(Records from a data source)
-- -- --

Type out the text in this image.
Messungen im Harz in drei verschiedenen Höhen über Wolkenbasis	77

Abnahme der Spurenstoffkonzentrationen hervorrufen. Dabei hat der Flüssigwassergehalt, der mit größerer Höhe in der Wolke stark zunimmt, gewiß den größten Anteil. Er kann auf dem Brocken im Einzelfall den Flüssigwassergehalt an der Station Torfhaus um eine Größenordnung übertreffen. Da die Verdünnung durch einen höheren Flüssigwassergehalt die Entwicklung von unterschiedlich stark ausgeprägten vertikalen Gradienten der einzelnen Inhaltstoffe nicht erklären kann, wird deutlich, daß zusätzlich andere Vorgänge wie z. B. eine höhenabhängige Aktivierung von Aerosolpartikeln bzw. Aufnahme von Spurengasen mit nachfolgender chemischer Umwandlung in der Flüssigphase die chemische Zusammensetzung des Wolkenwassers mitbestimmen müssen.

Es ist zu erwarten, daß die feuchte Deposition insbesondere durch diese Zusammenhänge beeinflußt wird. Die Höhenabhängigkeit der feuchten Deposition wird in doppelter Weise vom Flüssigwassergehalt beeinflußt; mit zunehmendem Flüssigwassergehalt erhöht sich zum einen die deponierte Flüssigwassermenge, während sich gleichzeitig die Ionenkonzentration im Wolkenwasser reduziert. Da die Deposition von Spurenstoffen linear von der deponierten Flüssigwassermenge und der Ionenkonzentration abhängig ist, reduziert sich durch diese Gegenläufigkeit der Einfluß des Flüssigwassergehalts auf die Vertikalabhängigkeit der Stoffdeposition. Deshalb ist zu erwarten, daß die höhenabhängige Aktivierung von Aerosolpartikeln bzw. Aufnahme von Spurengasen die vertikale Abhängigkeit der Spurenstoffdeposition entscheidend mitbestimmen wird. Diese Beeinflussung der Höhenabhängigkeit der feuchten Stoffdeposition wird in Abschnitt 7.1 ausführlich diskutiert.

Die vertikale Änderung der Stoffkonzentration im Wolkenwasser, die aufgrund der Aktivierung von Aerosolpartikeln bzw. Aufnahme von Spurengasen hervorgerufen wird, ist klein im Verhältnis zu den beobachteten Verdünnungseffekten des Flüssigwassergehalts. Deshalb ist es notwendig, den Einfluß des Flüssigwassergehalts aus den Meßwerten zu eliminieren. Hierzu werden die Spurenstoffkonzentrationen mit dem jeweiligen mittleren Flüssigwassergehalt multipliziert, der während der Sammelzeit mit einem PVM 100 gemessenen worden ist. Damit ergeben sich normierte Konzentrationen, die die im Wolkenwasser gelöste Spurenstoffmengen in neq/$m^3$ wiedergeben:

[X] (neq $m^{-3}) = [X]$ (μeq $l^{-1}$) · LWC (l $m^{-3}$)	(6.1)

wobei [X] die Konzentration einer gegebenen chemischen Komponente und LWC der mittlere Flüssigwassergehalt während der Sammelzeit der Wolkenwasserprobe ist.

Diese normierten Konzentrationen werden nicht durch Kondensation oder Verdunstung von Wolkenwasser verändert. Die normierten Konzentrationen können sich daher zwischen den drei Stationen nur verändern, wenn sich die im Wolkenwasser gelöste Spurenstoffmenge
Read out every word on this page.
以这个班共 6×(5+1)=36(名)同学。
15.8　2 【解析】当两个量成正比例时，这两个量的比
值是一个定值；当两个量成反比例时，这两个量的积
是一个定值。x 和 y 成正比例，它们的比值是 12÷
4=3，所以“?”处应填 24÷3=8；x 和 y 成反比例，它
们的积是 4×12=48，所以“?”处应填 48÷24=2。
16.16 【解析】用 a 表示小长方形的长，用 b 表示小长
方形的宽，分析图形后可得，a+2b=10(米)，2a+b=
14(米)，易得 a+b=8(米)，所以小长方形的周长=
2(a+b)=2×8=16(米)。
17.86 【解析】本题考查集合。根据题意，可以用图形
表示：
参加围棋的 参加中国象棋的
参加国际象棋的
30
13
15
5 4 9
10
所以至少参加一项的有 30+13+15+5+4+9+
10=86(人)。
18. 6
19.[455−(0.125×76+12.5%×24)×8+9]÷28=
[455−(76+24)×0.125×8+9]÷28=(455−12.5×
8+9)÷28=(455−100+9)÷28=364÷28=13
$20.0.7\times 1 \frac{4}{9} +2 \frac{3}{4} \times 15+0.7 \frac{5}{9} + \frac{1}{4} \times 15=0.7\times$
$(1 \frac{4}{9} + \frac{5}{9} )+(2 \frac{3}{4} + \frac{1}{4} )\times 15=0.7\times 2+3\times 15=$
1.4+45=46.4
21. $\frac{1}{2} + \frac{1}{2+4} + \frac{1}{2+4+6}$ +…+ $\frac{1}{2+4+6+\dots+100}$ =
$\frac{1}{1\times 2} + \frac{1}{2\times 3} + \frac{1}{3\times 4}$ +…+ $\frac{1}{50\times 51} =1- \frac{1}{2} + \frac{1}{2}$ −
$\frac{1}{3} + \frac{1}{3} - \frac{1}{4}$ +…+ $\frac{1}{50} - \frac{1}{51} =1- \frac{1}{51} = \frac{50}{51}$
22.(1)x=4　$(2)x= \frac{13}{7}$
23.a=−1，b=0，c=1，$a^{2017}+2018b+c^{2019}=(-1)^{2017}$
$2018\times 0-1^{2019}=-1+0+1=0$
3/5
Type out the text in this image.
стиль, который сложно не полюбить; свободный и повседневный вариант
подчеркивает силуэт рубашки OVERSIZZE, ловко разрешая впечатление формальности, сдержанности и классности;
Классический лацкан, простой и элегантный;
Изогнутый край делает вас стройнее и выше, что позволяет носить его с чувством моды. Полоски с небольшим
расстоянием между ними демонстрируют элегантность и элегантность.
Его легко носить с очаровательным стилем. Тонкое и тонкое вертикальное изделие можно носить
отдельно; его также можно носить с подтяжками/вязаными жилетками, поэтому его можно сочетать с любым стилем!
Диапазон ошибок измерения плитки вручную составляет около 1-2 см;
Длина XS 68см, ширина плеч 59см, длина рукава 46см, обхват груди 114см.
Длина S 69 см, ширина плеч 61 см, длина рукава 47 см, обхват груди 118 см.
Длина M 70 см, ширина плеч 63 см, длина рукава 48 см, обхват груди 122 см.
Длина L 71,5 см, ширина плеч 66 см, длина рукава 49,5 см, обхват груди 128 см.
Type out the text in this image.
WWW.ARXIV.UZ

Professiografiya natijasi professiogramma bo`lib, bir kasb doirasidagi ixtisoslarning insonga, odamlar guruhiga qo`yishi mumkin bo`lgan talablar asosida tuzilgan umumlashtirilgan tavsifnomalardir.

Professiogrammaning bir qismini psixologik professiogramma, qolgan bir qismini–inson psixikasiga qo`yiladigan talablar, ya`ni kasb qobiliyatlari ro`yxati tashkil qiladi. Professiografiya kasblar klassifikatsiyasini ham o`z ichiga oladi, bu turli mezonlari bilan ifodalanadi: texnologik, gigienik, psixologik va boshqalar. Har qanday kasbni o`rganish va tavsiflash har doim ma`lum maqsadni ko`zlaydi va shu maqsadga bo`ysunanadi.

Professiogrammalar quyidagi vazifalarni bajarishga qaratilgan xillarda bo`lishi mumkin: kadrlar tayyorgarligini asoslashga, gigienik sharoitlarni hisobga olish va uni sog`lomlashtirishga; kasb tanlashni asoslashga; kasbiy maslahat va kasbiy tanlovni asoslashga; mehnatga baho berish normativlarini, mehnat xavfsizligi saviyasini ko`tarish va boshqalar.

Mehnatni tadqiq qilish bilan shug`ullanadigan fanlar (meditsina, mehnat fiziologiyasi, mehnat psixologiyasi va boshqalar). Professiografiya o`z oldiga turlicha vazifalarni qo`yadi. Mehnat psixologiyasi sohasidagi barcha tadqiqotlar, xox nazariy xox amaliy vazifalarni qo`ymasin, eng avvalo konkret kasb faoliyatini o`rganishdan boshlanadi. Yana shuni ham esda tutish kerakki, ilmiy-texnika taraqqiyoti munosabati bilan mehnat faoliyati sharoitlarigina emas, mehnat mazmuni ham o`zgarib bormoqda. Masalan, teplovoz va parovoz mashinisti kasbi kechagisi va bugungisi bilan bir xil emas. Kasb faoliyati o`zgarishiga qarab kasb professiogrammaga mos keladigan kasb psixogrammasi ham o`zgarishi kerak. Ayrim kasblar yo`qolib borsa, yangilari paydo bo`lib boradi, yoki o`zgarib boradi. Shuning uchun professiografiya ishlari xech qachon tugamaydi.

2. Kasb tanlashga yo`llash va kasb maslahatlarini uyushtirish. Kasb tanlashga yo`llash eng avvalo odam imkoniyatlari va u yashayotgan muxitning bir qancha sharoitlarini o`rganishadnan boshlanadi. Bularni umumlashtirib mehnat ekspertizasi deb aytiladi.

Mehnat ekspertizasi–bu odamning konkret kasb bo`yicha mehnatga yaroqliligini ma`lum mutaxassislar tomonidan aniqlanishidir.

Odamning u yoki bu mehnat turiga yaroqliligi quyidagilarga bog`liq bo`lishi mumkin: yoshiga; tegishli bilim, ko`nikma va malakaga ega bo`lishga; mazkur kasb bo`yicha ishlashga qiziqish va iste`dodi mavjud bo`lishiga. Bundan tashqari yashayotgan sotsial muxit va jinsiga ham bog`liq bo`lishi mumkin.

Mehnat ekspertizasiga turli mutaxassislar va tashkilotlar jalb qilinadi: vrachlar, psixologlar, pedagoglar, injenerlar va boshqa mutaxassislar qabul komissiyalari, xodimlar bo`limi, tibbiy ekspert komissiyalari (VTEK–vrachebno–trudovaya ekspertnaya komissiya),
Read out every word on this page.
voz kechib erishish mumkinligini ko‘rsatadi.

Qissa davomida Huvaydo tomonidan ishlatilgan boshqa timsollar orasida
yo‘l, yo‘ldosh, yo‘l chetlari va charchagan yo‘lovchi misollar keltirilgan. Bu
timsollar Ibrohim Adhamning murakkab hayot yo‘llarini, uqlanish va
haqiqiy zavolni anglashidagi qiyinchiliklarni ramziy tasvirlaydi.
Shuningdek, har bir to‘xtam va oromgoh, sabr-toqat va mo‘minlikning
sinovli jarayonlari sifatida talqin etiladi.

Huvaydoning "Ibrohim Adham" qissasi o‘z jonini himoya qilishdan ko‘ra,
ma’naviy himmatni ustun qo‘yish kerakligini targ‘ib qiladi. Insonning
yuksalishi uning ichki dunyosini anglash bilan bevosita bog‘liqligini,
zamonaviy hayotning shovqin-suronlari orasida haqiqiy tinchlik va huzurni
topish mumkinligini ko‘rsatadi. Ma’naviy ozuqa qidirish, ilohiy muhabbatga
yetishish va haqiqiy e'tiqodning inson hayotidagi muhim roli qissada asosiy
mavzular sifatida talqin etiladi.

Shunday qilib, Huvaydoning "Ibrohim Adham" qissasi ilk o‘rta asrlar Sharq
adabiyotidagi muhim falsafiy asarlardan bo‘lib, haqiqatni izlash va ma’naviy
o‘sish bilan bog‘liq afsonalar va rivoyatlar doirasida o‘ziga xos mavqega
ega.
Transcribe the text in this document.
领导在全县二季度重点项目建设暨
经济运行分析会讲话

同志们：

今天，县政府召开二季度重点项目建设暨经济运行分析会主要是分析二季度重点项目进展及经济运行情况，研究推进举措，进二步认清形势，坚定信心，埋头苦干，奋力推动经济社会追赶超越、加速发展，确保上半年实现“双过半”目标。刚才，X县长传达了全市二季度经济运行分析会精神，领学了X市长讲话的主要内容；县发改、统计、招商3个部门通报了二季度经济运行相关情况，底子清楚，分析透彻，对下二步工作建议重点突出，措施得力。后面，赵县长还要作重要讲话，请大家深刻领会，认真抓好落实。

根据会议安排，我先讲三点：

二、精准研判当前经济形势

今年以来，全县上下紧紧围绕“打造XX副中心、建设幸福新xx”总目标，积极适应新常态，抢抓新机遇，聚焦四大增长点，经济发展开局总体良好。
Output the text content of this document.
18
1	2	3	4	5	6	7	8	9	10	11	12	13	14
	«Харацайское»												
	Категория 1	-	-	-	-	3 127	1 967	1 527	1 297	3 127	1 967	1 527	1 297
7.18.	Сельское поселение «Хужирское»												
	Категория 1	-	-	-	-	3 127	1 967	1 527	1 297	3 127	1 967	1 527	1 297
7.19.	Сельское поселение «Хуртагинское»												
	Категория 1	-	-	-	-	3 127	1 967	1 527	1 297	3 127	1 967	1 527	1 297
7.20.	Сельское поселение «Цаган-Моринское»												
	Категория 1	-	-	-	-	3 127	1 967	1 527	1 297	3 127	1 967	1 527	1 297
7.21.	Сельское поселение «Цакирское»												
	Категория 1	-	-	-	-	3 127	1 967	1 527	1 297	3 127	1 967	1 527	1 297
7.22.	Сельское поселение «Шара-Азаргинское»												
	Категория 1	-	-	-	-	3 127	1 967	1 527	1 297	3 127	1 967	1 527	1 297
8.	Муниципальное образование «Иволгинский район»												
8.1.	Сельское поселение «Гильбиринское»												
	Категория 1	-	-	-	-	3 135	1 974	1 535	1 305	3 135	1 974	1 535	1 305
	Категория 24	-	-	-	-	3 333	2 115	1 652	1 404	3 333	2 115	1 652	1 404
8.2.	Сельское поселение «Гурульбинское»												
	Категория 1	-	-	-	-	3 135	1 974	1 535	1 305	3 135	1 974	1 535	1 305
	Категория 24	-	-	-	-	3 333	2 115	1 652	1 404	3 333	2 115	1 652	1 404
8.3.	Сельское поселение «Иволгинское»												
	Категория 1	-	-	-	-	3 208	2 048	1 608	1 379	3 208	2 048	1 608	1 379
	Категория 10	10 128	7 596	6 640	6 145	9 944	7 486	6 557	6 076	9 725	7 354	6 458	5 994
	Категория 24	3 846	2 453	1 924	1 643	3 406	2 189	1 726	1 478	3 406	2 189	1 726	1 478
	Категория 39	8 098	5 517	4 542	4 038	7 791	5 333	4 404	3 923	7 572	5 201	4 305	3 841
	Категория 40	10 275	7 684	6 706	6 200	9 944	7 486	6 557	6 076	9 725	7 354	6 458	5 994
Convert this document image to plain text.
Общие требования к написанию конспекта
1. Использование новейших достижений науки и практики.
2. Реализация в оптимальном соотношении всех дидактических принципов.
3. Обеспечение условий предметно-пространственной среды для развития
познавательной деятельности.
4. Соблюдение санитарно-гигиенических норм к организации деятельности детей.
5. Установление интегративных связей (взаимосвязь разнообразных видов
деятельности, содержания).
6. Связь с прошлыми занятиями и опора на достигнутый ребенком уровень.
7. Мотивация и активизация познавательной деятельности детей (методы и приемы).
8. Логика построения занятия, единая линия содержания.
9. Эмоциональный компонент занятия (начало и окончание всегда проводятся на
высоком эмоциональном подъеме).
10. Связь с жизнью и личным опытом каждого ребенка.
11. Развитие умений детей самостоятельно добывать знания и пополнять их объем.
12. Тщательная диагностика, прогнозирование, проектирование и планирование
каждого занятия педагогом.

-- -- --

Problem requirements: Show every line of the listing in which the string "можно" can be found.

Completed task:
Его легко носить с очаровательным стилем. Тонкое и тонкое вертикальное изделие можно носить
отдельно; его также можно носить с подтяжками/вязаными жилетками, поэтому его можно сочетать с любым стилем!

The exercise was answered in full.